What is asked:
Scan the data below and report how many lines include the word "USDCNH". Nothing else is wanted.

Stored records:
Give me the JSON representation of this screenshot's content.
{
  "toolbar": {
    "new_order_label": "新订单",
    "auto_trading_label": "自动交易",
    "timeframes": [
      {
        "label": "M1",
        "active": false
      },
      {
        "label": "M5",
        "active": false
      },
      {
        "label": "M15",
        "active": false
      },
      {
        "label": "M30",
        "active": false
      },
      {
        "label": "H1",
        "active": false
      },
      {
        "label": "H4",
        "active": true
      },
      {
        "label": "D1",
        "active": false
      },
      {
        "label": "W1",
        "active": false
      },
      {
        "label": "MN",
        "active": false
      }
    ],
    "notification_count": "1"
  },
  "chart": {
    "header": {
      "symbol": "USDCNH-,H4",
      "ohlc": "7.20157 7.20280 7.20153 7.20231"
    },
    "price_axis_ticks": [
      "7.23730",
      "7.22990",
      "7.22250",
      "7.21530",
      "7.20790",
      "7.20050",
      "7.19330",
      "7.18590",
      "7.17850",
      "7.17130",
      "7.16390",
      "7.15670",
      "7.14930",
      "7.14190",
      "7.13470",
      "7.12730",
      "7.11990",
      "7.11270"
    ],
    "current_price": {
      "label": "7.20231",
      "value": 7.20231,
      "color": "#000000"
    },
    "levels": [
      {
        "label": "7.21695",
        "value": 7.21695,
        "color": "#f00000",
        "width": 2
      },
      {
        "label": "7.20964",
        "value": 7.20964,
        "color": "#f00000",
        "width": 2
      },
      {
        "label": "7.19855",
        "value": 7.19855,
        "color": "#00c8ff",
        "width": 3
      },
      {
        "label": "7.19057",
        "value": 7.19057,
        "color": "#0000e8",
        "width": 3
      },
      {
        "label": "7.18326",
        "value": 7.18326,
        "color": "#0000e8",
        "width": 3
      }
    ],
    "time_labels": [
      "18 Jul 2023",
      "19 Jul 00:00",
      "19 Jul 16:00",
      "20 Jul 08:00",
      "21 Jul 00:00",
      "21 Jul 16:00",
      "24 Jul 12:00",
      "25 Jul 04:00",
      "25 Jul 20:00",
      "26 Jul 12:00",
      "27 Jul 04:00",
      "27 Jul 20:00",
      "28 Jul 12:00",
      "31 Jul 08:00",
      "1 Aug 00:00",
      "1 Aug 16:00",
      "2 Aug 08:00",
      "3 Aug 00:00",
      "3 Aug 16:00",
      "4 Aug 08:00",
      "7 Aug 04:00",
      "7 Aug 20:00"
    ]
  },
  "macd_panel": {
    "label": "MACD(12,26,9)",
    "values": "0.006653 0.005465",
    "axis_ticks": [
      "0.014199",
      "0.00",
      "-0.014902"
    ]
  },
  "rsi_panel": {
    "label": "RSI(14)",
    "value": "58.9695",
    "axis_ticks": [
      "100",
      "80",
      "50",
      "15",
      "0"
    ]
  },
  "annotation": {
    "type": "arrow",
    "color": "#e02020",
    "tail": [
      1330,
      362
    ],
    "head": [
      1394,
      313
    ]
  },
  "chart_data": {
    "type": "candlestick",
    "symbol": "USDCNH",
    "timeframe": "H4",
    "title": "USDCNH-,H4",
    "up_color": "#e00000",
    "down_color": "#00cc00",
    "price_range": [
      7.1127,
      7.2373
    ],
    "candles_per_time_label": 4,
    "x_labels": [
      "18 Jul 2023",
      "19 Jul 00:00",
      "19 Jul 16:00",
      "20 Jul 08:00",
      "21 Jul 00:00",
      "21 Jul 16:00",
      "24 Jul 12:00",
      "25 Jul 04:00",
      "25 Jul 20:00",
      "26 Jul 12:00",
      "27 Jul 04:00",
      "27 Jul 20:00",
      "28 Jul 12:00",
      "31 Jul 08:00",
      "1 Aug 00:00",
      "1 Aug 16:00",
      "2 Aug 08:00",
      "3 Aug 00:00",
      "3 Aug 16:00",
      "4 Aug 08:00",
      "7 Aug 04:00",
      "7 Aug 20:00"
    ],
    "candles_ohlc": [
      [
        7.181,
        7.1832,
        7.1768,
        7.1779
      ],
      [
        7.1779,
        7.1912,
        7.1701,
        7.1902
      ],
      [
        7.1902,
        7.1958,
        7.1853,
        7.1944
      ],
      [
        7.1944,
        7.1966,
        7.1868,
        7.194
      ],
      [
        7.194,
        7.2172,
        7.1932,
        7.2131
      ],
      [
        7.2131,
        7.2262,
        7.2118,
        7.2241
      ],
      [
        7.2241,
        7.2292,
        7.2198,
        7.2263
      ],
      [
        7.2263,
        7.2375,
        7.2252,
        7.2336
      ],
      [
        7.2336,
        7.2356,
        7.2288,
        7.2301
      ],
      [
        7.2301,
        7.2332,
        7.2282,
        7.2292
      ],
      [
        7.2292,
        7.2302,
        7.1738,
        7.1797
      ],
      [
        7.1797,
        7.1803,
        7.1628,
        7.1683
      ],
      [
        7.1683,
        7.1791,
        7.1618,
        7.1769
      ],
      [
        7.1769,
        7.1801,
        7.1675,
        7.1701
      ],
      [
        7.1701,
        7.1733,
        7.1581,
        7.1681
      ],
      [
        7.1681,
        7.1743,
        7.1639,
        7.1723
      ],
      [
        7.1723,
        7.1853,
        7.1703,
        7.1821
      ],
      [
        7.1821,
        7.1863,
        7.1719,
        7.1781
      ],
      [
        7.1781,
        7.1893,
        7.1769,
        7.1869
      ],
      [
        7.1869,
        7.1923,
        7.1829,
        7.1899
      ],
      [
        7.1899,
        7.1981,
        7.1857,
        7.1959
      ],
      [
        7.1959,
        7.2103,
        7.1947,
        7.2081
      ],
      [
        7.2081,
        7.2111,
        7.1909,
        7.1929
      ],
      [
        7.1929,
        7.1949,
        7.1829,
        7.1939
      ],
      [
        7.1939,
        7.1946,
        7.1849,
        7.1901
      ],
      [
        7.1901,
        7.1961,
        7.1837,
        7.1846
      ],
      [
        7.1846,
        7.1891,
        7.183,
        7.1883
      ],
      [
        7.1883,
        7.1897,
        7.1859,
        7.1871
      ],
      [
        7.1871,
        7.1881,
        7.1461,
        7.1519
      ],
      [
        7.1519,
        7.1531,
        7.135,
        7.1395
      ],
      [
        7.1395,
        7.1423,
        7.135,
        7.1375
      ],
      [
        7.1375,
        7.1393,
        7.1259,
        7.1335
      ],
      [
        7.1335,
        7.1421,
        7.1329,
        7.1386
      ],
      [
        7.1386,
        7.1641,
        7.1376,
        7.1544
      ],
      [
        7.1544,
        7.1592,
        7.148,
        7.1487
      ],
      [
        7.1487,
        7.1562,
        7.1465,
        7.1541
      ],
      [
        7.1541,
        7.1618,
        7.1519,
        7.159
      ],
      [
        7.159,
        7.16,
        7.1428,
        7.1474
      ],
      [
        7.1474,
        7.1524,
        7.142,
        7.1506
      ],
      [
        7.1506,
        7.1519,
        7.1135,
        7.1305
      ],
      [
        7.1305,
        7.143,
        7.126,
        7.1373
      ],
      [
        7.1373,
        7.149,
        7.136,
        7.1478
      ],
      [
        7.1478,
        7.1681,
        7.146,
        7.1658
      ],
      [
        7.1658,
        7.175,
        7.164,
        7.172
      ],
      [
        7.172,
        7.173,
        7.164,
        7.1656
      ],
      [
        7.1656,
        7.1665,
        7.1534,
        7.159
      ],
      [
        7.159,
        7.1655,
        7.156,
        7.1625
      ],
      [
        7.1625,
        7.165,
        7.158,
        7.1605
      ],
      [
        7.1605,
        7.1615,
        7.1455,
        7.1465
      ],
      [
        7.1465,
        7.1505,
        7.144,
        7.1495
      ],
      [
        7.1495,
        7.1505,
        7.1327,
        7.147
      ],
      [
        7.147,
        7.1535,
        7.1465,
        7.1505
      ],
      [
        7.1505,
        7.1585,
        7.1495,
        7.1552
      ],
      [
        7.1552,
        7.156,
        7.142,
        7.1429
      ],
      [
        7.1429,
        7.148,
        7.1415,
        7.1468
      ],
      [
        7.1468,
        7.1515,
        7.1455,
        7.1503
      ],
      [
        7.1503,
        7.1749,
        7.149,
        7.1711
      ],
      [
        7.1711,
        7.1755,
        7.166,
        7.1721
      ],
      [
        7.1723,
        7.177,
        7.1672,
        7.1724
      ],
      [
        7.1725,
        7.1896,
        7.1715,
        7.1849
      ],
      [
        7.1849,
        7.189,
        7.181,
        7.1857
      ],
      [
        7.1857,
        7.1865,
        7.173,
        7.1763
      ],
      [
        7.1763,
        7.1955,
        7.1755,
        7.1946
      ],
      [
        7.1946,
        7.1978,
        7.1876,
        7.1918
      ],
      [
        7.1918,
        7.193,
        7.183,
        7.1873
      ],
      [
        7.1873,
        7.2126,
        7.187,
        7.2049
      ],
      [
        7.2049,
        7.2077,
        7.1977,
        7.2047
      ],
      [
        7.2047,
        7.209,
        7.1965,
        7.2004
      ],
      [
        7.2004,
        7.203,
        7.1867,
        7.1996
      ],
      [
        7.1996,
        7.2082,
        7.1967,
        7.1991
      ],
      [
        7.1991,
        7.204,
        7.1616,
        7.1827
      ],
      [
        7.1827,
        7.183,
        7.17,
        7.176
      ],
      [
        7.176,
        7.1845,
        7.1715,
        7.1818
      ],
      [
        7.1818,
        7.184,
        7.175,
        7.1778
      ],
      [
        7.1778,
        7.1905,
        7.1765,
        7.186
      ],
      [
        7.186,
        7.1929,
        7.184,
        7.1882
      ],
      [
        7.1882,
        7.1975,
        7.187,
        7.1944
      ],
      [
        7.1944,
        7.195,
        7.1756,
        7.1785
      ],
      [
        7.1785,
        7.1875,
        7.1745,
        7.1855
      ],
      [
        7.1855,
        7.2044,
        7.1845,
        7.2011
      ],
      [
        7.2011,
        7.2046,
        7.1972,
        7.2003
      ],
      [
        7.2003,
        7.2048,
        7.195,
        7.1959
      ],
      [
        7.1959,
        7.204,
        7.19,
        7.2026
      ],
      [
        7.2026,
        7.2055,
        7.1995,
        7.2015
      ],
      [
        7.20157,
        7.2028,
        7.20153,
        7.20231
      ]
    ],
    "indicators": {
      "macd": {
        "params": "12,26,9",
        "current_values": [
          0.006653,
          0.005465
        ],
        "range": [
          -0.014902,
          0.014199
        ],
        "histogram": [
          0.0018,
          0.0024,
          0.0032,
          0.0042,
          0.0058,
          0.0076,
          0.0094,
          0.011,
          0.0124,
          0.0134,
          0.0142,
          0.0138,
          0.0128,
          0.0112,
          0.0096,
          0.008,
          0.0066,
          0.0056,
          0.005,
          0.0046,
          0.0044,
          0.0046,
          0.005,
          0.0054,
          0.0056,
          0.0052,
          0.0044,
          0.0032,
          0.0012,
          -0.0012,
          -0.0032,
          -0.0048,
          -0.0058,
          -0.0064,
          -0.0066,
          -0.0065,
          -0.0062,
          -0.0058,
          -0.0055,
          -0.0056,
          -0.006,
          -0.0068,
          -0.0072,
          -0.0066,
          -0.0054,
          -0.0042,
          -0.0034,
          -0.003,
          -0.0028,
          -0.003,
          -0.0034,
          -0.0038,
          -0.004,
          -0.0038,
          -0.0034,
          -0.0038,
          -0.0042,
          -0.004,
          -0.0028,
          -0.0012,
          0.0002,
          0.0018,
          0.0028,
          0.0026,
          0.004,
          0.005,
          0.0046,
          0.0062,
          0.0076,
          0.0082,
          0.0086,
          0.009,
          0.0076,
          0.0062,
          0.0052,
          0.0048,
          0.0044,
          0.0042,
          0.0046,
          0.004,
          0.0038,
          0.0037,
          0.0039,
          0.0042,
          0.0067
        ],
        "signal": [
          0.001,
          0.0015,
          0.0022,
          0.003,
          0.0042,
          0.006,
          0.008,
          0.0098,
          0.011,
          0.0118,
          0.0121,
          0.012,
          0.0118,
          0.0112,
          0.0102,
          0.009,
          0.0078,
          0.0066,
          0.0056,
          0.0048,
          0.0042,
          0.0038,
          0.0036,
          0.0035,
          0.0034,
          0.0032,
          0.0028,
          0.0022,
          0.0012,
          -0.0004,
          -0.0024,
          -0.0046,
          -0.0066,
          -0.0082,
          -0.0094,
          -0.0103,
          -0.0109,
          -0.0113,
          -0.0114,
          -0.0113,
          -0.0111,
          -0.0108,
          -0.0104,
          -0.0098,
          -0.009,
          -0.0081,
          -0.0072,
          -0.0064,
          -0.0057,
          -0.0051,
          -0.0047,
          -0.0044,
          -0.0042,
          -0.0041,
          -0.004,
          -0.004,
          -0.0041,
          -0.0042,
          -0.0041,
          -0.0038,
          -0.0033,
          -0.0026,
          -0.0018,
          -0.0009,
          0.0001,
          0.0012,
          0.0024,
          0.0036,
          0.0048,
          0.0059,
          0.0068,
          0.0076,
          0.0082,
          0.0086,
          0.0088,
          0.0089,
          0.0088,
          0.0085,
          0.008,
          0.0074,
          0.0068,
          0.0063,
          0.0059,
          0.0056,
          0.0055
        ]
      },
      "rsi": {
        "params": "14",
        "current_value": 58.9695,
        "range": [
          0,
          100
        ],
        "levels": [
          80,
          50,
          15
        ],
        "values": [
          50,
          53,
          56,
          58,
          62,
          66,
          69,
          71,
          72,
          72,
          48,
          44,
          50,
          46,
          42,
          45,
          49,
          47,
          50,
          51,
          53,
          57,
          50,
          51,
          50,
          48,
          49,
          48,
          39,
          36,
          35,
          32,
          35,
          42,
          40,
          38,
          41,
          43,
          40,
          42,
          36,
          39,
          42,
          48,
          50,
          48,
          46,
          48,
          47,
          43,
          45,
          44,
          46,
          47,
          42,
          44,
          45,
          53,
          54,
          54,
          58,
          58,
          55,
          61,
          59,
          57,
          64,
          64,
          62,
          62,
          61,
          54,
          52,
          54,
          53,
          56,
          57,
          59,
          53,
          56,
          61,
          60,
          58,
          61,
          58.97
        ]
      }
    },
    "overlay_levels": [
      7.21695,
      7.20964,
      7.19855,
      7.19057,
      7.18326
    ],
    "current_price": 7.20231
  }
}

Answer to the exercise:
3